:: AIM ::
Rewrite all of the records below, substituting "trend-line" for every occurrence of "fit-curve" and leaving everything else unchanged. Omit the pictures from your answer.

:: ENTRIES SUPPLIED ::

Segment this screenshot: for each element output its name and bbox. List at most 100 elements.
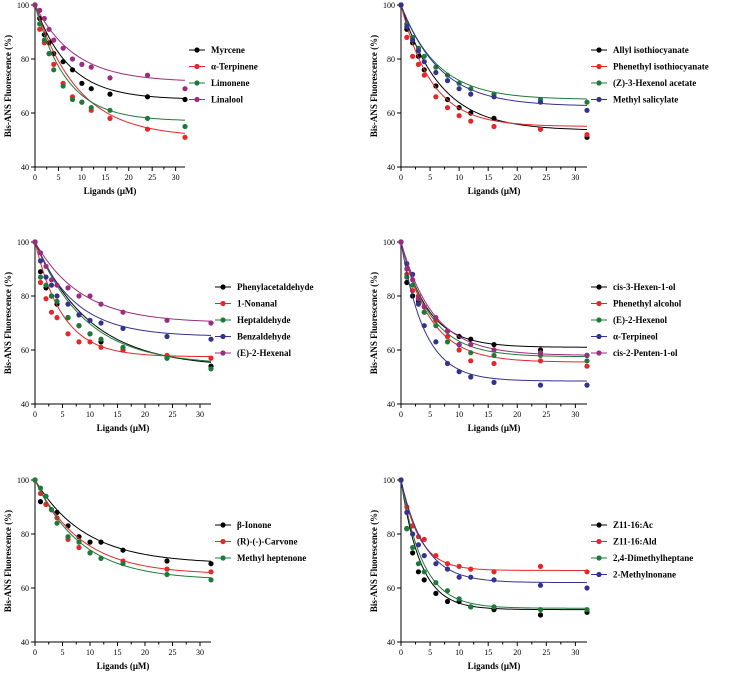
- fit-curve: [34, 4, 186, 81]
- legend-label: Benzaldehyde: [237, 332, 291, 342]
- axis-lines: [400, 480, 587, 643]
- data-point: [107, 115, 113, 121]
- x-tick-label: 30: [571, 410, 579, 419]
- data-point: [433, 561, 439, 567]
- x-tick-label: 25: [542, 173, 550, 182]
- data-point: [43, 274, 49, 280]
- data-point: [404, 279, 410, 286]
- data-point: [456, 596, 462, 602]
- y-tick-label: 40: [21, 400, 29, 409]
- fit-curve: [34, 241, 212, 363]
- data-point: [98, 555, 104, 561]
- data-point: [164, 558, 170, 564]
- x-tick-label: 15: [484, 410, 492, 419]
- data-point: [43, 263, 49, 269]
- data-point: [48, 293, 55, 299]
- x-axis-title: Ligands (μM): [468, 423, 521, 433]
- x-tick-label: 25: [542, 648, 550, 657]
- legend-marker: [220, 284, 226, 290]
- data-point: [60, 83, 66, 89]
- data-point: [87, 317, 93, 323]
- data-point: [415, 301, 422, 307]
- y-tick-label: 60: [387, 584, 395, 593]
- data-point: [468, 604, 474, 610]
- data-point: [421, 59, 427, 65]
- y-tick-label: 40: [387, 163, 395, 172]
- x-tick-label: 30: [571, 648, 579, 657]
- data-point: [584, 107, 590, 113]
- data-point: [468, 342, 474, 348]
- x-tick-label: 30: [172, 173, 180, 182]
- x-tick-label: 10: [455, 410, 463, 419]
- x-tick-label: 10: [86, 410, 94, 419]
- legend-marker: [596, 350, 602, 356]
- data-point: [444, 328, 451, 334]
- data-point: [37, 274, 44, 280]
- data-point: [76, 293, 82, 299]
- chart-panel-2: 40 60 80 100 0 5 10 15 20 25 30 Ligands (μM) Bis-ANS…: [369, 1, 709, 196]
- y-tick-label: 100: [383, 476, 395, 485]
- data-point: [37, 269, 44, 275]
- x-tick-label: 10: [78, 173, 86, 182]
- data-point: [537, 607, 544, 613]
- data-point: [421, 569, 427, 575]
- legend-label: 1-Nonanal: [237, 299, 278, 309]
- y-tick-label: 100: [17, 476, 29, 485]
- data-point: [164, 333, 170, 340]
- y-tick-label: 100: [383, 238, 395, 247]
- data-point: [98, 301, 104, 307]
- y-tick-label: 80: [21, 55, 29, 64]
- series-1: [32, 2, 188, 103]
- legend-marker: [596, 284, 602, 290]
- data-point: [537, 350, 544, 356]
- series-3: [32, 2, 188, 130]
- series-3: [398, 2, 590, 105]
- data-point: [415, 296, 422, 302]
- data-point: [433, 590, 439, 597]
- data-point: [51, 37, 57, 43]
- y-tick-label: 80: [387, 292, 395, 301]
- y-axis-title: Bis-ANS Fluorescence (%): [369, 510, 379, 612]
- data-point: [410, 277, 416, 283]
- legend-marker: [596, 96, 602, 103]
- data-point: [468, 574, 474, 580]
- data-point: [54, 520, 60, 526]
- fit-curve: [400, 4, 588, 127]
- x-tick-label: 20: [513, 173, 521, 182]
- legend-label: (R)-(-)-Carvone: [237, 537, 297, 547]
- data-point: [88, 64, 94, 70]
- data-point: [444, 588, 451, 594]
- x-tick-label: 0: [33, 648, 37, 657]
- series-2: [398, 477, 590, 575]
- legend-label: β-Ionone: [237, 520, 271, 530]
- x-tick-label: 15: [101, 173, 109, 182]
- legend-marker: [220, 317, 226, 323]
- data-point: [491, 360, 497, 367]
- data-point: [456, 113, 462, 119]
- fit-curve: [400, 241, 587, 382]
- data-point: [410, 37, 416, 43]
- data-point: [421, 304, 427, 310]
- data-point: [98, 336, 104, 342]
- data-point: [208, 366, 214, 372]
- y-tick-label: 100: [383, 1, 395, 10]
- x-tick-label: 5: [61, 410, 65, 419]
- data-point: [144, 115, 151, 121]
- data-point: [164, 571, 170, 578]
- data-point: [537, 358, 544, 364]
- x-tick-label: 20: [513, 410, 521, 419]
- data-point: [182, 96, 188, 103]
- fit-curve: [400, 4, 588, 100]
- fit-curve: [34, 241, 212, 362]
- x-tick-label: 15: [114, 648, 122, 657]
- x-tick-label: 5: [56, 173, 60, 182]
- data-point: [54, 298, 60, 304]
- data-point: [164, 317, 170, 323]
- y-tick-label: 40: [387, 400, 395, 409]
- x-tick-label: 25: [542, 410, 550, 419]
- data-point: [468, 91, 474, 97]
- legend-marker: [194, 96, 200, 103]
- data-point: [444, 105, 451, 111]
- data-point: [456, 563, 462, 570]
- data-point: [404, 34, 410, 41]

:: RESULT OF THIS TASK ::
Segment this screenshot: for each element output its name and bbox. List at most 100 elements.
- trend-line: [34, 4, 186, 81]
- legend-label: Benzaldehyde: [237, 332, 291, 342]
- axis-lines: [400, 480, 587, 643]
- data-point: [107, 115, 113, 121]
- x-tick-label: 30: [571, 410, 579, 419]
- data-point: [433, 561, 439, 567]
- x-tick-label: 25: [542, 173, 550, 182]
- data-point: [43, 274, 49, 280]
- data-point: [404, 279, 410, 286]
- data-point: [456, 596, 462, 602]
- y-tick-label: 40: [21, 400, 29, 409]
- trend-line: [34, 241, 212, 363]
- data-point: [98, 555, 104, 561]
- data-point: [164, 558, 170, 564]
- x-tick-label: 15: [484, 410, 492, 419]
- data-point: [43, 263, 49, 269]
- data-point: [48, 293, 55, 299]
- x-axis-title: Ligands (μM): [468, 423, 521, 433]
- x-tick-label: 25: [542, 648, 550, 657]
- legend-marker: [220, 284, 226, 290]
- data-point: [60, 83, 66, 89]
- data-point: [87, 317, 93, 323]
- data-point: [415, 301, 422, 307]
- y-tick-label: 60: [387, 584, 395, 593]
- data-point: [468, 604, 474, 610]
- data-point: [421, 59, 427, 65]
- y-tick-label: 40: [387, 163, 395, 172]
- x-tick-label: 30: [571, 648, 579, 657]
- data-point: [584, 107, 590, 113]
- data-point: [468, 342, 474, 348]
- x-tick-label: 30: [172, 173, 180, 182]
- x-tick-label: 10: [455, 410, 463, 419]
- x-tick-label: 10: [86, 410, 94, 419]
- legend-marker: [596, 350, 602, 356]
- data-point: [444, 328, 451, 334]
- data-point: [37, 274, 44, 280]
- data-point: [76, 293, 82, 299]
- chart-panel-2: 40 60 80 100 0 5 10 15 20 25 30 Ligands (μM) Bis-ANS…: [369, 1, 709, 196]
- y-tick-label: 100: [383, 476, 395, 485]
- data-point: [37, 269, 44, 275]
- x-tick-label: 10: [78, 173, 86, 182]
- data-point: [537, 607, 544, 613]
- data-point: [421, 569, 427, 575]
- legend-label: 1-Nonanal: [237, 299, 278, 309]
- y-tick-label: 100: [17, 476, 29, 485]
- data-point: [164, 333, 170, 340]
- y-tick-label: 100: [383, 238, 395, 247]
- data-point: [98, 301, 104, 307]
- y-tick-label: 80: [21, 55, 29, 64]
- series-1: [32, 2, 188, 103]
- legend-marker: [596, 284, 602, 290]
- data-point: [537, 350, 544, 356]
- series-3: [32, 2, 188, 130]
- series-3: [398, 2, 590, 105]
- data-point: [415, 296, 422, 302]
- data-point: [433, 590, 439, 597]
- data-point: [51, 37, 57, 43]
- y-tick-label: 80: [387, 292, 395, 301]
- y-axis-title: Bis-ANS Fluorescence (%): [369, 510, 379, 612]
- data-point: [410, 277, 416, 283]
- legend-marker: [596, 96, 602, 103]
- data-point: [468, 574, 474, 580]
- data-point: [54, 520, 60, 526]
- trend-line: [400, 4, 588, 127]
- x-tick-label: 20: [513, 173, 521, 182]
- legend-label: (R)-(-)-Carvone: [237, 537, 297, 547]
- data-point: [88, 64, 94, 70]
- data-point: [444, 588, 451, 594]
- x-tick-label: 0: [33, 648, 37, 657]
- series-2: [398, 477, 590, 575]
- legend-label: β-Ionone: [237, 520, 271, 530]
- x-tick-label: 15: [101, 173, 109, 182]
- legend-marker: [220, 317, 226, 323]
- data-point: [491, 360, 497, 367]
- data-point: [456, 113, 462, 119]
- trend-line: [400, 241, 587, 382]
- data-point: [410, 37, 416, 43]
- data-point: [421, 304, 427, 310]
- data-point: [98, 336, 104, 342]
- data-point: [208, 366, 214, 372]
- y-tick-label: 100: [383, 1, 395, 10]
- x-tick-label: 5: [61, 410, 65, 419]
- data-point: [144, 115, 151, 121]
- data-point: [164, 571, 170, 578]
- data-point: [537, 358, 544, 364]
- x-tick-label: 20: [513, 410, 521, 419]
- data-point: [182, 96, 188, 103]
- trend-line: [400, 4, 588, 100]
- trend-line: [34, 241, 212, 362]
- x-tick-label: 15: [114, 648, 122, 657]
- x-tick-label: 5: [56, 173, 60, 182]
- data-point: [54, 298, 60, 304]
- data-point: [164, 317, 170, 323]
- y-tick-label: 40: [387, 400, 395, 409]
- x-tick-label: 25: [542, 410, 550, 419]
- data-point: [468, 91, 474, 97]
- legend-marker: [194, 96, 200, 103]
- data-point: [444, 105, 451, 111]
- data-point: [456, 563, 462, 570]
- data-point: [404, 34, 410, 41]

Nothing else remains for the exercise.